Stated problem:
Search the material for the word "badge" and copy each line that holds it.

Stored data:
§
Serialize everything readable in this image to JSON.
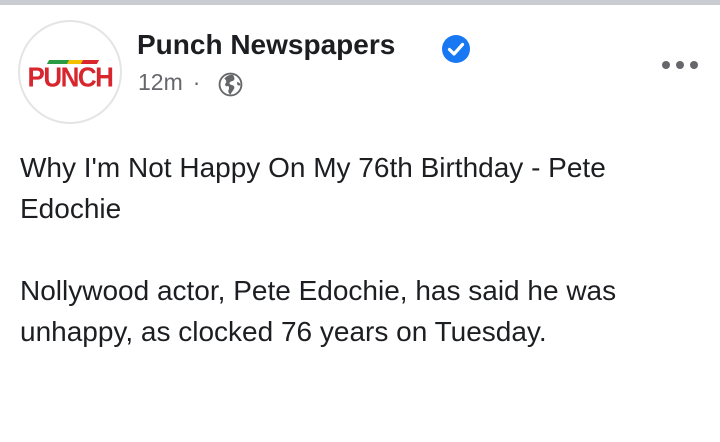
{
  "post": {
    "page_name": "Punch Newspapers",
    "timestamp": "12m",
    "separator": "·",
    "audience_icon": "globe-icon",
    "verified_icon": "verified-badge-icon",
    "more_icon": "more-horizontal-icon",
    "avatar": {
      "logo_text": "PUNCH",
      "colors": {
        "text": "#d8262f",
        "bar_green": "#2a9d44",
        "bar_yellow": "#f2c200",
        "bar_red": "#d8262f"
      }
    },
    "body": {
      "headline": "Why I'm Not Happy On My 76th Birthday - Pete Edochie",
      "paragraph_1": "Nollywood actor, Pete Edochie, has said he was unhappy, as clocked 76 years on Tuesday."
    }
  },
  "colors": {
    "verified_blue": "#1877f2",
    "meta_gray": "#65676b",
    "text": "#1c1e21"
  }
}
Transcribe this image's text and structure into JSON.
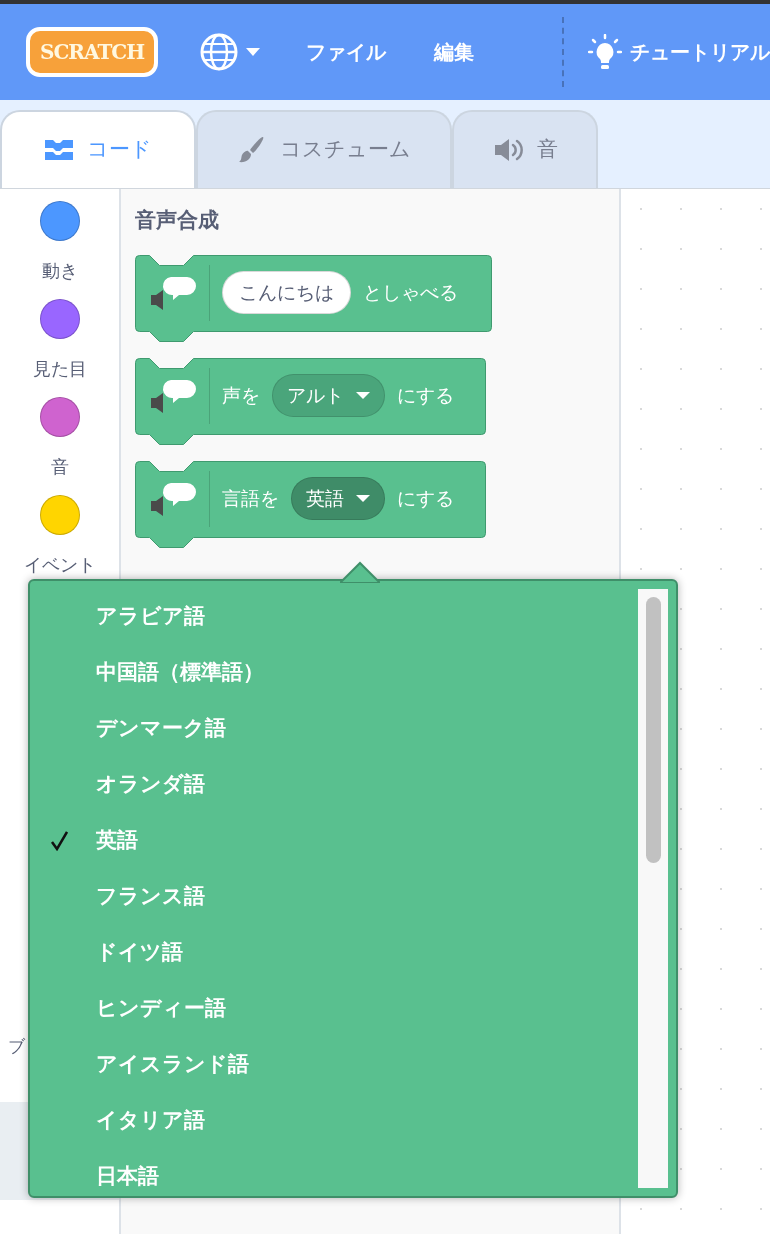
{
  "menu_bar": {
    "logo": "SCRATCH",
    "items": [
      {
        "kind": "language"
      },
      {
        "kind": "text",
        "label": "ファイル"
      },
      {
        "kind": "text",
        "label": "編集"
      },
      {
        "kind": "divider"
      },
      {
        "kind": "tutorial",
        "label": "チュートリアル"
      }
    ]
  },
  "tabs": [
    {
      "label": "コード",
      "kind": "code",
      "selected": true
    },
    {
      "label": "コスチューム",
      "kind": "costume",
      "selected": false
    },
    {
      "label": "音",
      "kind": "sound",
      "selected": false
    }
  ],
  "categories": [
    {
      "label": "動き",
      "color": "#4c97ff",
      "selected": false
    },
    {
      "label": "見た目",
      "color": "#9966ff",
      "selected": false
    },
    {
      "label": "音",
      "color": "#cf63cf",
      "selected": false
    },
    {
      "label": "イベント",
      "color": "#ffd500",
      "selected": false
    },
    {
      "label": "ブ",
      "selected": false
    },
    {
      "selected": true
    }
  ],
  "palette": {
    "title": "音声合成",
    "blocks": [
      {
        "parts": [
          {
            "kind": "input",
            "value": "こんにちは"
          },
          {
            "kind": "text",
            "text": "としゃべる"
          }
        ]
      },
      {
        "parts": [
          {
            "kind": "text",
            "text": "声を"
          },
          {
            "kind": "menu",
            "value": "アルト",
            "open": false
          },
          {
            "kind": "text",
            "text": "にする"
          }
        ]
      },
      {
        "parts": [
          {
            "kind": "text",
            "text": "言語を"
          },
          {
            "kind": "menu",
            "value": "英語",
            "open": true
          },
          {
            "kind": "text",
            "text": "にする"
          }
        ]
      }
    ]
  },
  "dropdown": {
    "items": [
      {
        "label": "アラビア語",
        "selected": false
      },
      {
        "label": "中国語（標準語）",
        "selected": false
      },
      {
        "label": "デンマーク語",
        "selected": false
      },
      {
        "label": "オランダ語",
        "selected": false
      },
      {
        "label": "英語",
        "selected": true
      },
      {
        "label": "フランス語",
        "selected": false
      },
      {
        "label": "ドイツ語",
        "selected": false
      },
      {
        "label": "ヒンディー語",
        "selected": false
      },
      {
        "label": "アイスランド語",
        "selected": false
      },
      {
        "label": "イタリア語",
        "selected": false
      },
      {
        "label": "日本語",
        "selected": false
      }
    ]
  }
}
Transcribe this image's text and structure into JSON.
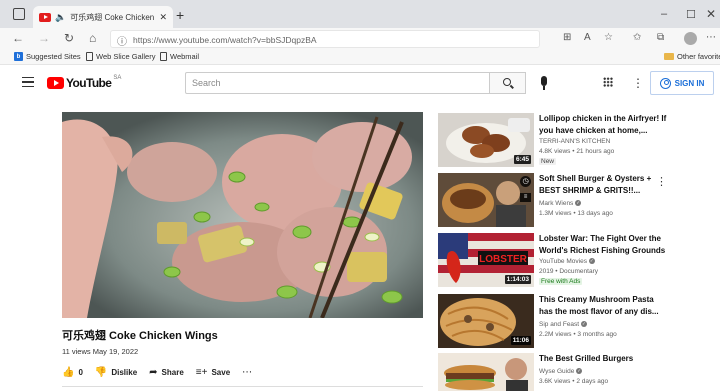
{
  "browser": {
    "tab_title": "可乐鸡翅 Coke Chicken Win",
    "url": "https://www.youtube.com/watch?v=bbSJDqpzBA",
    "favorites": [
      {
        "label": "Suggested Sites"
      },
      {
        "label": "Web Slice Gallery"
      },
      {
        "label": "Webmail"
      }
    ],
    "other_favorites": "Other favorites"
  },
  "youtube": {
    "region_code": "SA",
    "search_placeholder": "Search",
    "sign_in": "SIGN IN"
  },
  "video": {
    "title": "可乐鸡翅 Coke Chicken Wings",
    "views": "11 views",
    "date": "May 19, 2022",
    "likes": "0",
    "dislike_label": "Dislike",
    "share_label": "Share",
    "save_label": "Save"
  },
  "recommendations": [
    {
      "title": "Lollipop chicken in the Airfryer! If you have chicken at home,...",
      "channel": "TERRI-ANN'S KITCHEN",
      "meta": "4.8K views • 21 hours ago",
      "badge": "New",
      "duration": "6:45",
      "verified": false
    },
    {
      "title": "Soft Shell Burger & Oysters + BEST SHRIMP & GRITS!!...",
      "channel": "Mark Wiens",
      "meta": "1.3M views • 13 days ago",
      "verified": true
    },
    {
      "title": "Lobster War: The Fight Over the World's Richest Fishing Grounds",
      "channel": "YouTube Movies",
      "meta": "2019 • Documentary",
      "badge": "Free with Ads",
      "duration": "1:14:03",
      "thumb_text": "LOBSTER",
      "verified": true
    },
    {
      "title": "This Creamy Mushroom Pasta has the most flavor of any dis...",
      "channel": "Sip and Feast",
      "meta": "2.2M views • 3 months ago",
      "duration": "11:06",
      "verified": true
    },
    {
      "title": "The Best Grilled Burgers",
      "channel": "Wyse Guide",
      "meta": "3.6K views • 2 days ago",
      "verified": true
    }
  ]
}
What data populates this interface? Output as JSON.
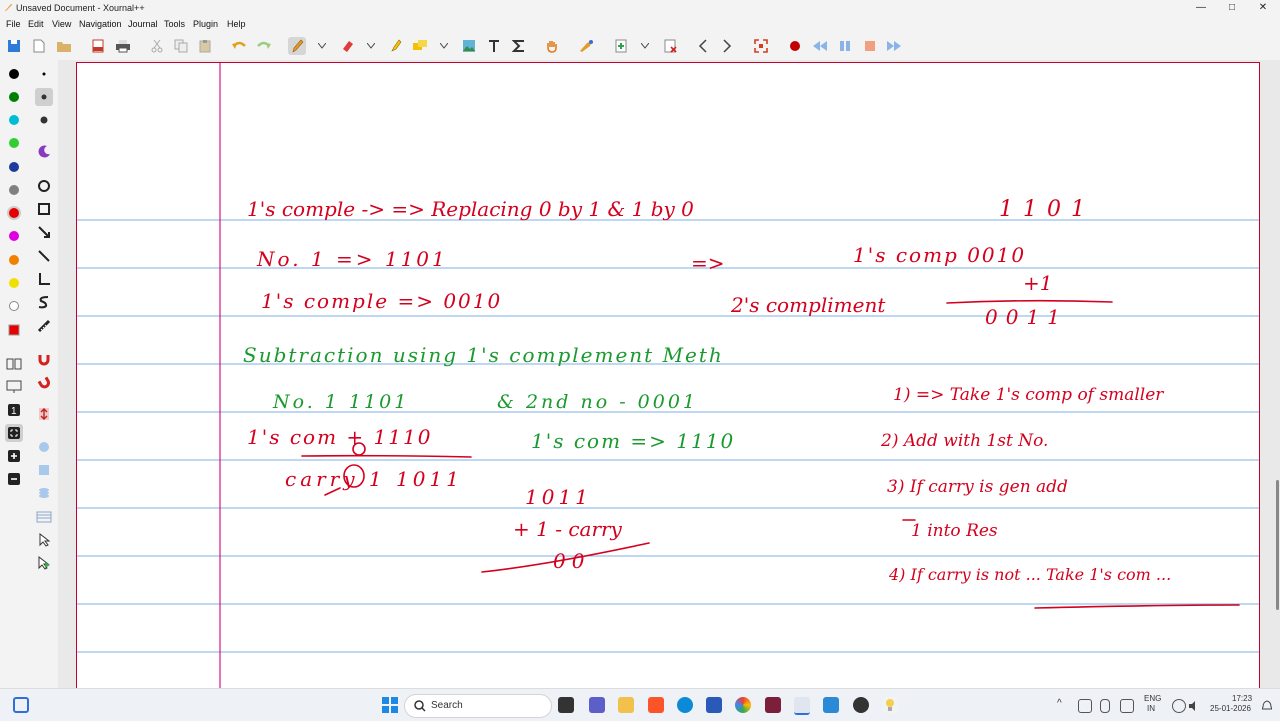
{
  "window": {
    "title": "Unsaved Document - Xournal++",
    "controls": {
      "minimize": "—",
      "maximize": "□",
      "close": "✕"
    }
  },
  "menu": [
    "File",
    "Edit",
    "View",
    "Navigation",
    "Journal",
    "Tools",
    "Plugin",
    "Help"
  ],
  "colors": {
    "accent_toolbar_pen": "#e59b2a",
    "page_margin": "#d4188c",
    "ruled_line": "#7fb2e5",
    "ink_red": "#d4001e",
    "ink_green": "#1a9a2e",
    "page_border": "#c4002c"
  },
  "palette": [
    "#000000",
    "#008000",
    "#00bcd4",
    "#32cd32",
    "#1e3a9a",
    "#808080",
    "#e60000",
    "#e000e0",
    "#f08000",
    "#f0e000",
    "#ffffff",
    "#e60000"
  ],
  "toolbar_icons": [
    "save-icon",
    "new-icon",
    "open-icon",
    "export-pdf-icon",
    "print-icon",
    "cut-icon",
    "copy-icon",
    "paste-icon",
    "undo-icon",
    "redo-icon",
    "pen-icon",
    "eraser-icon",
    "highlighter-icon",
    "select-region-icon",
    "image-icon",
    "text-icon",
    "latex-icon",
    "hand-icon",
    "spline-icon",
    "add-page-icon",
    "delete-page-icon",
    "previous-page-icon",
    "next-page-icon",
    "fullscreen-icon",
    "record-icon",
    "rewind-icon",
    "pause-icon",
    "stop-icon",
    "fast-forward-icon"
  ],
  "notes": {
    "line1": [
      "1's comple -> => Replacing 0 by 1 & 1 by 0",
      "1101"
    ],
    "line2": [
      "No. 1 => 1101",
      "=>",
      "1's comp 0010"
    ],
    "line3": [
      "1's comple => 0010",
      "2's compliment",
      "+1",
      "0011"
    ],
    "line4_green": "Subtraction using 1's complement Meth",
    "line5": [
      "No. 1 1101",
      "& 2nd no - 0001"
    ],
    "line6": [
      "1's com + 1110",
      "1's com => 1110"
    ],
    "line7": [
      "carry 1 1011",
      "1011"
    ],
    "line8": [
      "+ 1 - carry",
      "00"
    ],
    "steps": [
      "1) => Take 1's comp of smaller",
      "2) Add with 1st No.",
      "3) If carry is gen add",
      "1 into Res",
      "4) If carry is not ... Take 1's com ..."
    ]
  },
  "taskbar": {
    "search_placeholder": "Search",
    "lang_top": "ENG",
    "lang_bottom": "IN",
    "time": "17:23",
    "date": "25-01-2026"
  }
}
§
Solution:
    "verified_icon": "verified-badge-icon",
      "badge": "New",
      "badge": "Free with Ads",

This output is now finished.